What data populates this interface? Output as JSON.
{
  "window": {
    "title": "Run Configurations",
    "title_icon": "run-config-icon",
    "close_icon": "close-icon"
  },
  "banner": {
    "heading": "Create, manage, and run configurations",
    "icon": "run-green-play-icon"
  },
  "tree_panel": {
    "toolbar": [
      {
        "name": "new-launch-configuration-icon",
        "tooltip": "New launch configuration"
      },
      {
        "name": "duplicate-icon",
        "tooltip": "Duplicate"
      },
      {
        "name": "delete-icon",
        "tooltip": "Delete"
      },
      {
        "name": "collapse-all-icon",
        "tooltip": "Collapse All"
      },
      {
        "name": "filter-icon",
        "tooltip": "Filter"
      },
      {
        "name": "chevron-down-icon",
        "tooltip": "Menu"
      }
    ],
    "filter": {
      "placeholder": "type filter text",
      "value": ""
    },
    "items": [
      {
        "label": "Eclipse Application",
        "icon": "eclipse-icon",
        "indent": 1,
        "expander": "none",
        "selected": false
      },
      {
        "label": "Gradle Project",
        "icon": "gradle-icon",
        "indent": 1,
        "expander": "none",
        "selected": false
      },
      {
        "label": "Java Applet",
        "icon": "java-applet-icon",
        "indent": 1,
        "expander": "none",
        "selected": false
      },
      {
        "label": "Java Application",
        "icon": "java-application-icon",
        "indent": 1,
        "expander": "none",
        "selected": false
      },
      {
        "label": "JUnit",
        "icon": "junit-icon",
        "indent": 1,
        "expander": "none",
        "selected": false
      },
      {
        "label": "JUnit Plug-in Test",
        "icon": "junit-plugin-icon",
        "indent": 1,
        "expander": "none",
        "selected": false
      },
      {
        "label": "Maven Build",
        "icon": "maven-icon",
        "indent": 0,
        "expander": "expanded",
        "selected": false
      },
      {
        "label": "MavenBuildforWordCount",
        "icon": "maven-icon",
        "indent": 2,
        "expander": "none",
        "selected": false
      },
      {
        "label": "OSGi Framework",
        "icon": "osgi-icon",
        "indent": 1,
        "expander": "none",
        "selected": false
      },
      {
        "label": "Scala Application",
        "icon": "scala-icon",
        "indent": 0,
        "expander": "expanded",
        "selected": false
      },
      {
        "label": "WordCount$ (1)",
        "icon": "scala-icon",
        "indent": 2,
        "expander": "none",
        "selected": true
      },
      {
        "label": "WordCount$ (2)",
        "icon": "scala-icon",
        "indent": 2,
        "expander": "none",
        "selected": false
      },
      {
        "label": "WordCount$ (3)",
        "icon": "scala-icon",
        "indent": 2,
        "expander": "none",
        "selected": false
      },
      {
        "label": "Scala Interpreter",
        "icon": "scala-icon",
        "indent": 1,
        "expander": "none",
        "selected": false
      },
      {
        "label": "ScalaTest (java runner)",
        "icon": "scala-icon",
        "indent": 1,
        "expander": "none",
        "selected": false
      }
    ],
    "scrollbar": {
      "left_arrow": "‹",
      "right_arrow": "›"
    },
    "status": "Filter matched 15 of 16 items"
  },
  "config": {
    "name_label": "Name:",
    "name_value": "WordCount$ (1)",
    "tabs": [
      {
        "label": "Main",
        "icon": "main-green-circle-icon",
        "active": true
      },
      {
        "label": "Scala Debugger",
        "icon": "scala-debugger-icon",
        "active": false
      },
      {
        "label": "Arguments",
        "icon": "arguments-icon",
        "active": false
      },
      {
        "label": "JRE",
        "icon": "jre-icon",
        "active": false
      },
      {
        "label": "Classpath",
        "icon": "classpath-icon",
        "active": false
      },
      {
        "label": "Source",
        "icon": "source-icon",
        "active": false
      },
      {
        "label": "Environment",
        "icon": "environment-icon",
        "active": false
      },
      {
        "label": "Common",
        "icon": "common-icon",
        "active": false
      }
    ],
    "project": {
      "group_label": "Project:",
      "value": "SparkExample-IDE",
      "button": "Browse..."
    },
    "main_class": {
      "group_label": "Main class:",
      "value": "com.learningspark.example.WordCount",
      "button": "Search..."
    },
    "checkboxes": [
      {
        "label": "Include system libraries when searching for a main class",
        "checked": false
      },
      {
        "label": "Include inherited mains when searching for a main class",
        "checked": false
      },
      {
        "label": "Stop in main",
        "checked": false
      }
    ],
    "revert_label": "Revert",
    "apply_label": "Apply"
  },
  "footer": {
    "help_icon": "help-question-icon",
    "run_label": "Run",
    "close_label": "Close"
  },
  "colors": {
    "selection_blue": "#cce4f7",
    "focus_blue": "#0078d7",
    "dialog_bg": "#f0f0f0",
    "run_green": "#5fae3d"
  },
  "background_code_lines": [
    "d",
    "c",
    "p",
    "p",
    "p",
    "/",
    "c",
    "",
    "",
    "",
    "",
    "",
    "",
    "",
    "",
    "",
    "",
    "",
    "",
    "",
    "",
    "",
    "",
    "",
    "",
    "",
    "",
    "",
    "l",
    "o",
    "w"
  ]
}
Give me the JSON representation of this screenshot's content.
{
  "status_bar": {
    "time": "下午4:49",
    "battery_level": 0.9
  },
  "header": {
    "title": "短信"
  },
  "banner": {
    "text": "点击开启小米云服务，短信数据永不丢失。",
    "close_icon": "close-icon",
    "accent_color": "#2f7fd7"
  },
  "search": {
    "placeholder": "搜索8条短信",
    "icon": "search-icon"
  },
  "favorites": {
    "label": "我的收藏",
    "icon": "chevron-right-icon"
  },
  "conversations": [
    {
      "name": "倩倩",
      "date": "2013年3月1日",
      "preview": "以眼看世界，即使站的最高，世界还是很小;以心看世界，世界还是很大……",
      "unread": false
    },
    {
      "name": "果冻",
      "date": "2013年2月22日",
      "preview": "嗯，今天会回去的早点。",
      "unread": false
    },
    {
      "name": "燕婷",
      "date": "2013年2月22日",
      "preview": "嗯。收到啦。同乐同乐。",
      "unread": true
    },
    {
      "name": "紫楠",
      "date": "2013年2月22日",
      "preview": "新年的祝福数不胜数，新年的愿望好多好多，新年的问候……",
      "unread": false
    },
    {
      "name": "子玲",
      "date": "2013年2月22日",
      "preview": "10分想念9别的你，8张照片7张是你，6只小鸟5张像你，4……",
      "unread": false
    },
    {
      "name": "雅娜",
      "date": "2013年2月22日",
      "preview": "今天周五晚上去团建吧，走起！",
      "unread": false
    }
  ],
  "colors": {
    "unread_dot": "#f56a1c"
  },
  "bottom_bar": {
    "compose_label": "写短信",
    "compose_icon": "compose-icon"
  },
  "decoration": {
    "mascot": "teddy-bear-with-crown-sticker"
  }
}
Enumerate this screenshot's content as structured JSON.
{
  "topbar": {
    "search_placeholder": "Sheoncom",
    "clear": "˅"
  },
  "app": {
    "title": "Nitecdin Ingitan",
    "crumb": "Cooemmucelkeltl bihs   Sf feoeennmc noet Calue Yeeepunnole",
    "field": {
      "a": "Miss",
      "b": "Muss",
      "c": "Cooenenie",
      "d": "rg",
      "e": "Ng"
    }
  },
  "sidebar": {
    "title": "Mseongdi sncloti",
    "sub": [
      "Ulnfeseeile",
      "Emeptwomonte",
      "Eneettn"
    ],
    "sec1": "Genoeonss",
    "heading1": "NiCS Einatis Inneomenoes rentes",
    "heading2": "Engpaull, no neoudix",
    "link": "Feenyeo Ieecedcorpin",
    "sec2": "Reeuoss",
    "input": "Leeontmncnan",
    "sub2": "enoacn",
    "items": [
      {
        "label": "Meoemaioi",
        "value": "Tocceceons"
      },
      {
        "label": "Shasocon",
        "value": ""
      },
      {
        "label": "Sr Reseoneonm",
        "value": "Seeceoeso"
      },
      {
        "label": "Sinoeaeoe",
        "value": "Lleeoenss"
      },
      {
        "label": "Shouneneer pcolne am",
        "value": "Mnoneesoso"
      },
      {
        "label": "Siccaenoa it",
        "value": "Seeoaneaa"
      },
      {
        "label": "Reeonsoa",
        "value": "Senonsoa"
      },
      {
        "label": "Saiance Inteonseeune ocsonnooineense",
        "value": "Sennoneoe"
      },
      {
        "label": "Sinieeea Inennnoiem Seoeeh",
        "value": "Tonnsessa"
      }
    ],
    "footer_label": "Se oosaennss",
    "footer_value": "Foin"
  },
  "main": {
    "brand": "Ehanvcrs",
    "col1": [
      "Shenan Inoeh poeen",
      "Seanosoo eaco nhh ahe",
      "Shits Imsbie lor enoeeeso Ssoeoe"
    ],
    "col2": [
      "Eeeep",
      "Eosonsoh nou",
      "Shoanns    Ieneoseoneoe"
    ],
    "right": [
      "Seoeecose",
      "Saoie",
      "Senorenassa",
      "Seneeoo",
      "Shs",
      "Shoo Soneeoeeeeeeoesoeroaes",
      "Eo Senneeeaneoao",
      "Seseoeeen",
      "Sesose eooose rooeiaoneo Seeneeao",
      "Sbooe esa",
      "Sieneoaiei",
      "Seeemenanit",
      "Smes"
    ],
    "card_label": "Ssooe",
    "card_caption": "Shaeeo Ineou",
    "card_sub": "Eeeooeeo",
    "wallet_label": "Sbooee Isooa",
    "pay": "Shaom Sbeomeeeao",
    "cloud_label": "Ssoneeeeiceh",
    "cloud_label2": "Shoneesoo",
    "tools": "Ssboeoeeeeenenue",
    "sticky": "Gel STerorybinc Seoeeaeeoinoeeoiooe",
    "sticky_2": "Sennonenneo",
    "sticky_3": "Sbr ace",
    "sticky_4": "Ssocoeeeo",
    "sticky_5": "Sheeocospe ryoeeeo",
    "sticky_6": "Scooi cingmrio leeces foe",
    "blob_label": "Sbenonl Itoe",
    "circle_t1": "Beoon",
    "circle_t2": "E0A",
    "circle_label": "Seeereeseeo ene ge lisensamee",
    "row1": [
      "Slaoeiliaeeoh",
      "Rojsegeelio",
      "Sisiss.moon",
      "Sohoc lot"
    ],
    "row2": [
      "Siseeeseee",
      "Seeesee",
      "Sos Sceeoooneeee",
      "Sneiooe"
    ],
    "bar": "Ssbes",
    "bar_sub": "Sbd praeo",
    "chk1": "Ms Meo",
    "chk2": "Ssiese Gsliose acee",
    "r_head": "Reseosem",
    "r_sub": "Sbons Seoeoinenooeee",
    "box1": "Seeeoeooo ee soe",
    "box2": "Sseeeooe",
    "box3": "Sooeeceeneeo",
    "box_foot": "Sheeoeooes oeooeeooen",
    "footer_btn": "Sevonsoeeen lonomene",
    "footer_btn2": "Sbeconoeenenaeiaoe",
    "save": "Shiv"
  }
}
------------------------
Show all lines in the entries above where the string "content" appears.

◆ **Correct output**:
Give me the JSON representation of this screenshot's content.
Enumerate this screenshot's content as structured JSON.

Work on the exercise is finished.